Written exercise: Reproduce each line exactly.

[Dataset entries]
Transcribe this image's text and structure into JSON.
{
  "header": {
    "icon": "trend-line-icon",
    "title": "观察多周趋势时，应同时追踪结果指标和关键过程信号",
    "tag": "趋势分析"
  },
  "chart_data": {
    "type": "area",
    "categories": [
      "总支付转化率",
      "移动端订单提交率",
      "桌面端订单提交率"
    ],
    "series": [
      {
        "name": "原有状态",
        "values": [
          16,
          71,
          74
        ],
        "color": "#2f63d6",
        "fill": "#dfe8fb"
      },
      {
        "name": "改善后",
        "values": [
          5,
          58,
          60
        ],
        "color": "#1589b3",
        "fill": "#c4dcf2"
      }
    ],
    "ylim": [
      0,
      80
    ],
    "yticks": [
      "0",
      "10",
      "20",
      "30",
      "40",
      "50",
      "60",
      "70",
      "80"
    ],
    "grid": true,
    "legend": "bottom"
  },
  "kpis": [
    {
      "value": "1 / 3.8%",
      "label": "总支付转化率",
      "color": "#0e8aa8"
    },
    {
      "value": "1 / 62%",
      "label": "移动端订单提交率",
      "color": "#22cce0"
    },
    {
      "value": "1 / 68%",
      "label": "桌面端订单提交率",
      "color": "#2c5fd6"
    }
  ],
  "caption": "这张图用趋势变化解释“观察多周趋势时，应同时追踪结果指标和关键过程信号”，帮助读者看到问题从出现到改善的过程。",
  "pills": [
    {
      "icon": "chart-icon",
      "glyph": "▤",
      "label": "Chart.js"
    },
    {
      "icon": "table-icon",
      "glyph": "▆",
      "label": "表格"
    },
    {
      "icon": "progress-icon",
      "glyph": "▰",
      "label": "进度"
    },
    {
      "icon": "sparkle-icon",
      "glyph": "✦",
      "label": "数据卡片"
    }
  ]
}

Written answer:
Transcribe this image's text and structure into JSON.
{
  "header": {
    "icon": "trend-line-icon",
    "title": "观察多周趋势时，应同时追踪结果指标和关键过程信号",
    "tag": "趋势分析"
  },
  "chart_data": {
    "type": "area",
    "categories": [
      "总支付转化率",
      "移动端订单提交率",
      "桌面端订单提交率"
    ],
    "series": [
      {
        "name": "原有状态",
        "values": [
          16,
          71,
          74
        ],
        "color": "#2f63d6",
        "fill": "#dfe8fb"
      },
      {
        "name": "改善后",
        "values": [
          5,
          58,
          60
        ],
        "color": "#1589b3",
        "fill": "#c4dcf2"
      }
    ],
    "ylim": [
      0,
      80
    ],
    "yticks": [
      "0",
      "10",
      "20",
      "30",
      "40",
      "50",
      "60",
      "70",
      "80"
    ],
    "grid": true,
    "legend": "bottom"
  },
  "kpis": [
    {
      "value": "1 / 3.8%",
      "label": "总支付转化率",
      "color": "#0e8aa8"
    },
    {
      "value": "1 / 62%",
      "label": "移动端订单提交率",
      "color": "#22cce0"
    },
    {
      "value": "1 / 68%",
      "label": "桌面端订单提交率",
      "color": "#2c5fd6"
    }
  ],
  "caption": "这张图用趋势变化解释“观察多周趋势时，应同时追踪结果指标和关键过程信号”，帮助读者看到问题从出现到改善的过程。",
  "pills": [
    {
      "icon": "chart-icon",
      "glyph": "▤",
      "label": "Chart.js"
    },
    {
      "icon": "table-icon",
      "glyph": "▆",
      "label": "表格"
    },
    {
      "icon": "progress-icon",
      "glyph": "▰",
      "label": "进度"
    },
    {
      "icon": "sparkle-icon",
      "glyph": "✦",
      "label": "数据卡片"
    }
  ]
}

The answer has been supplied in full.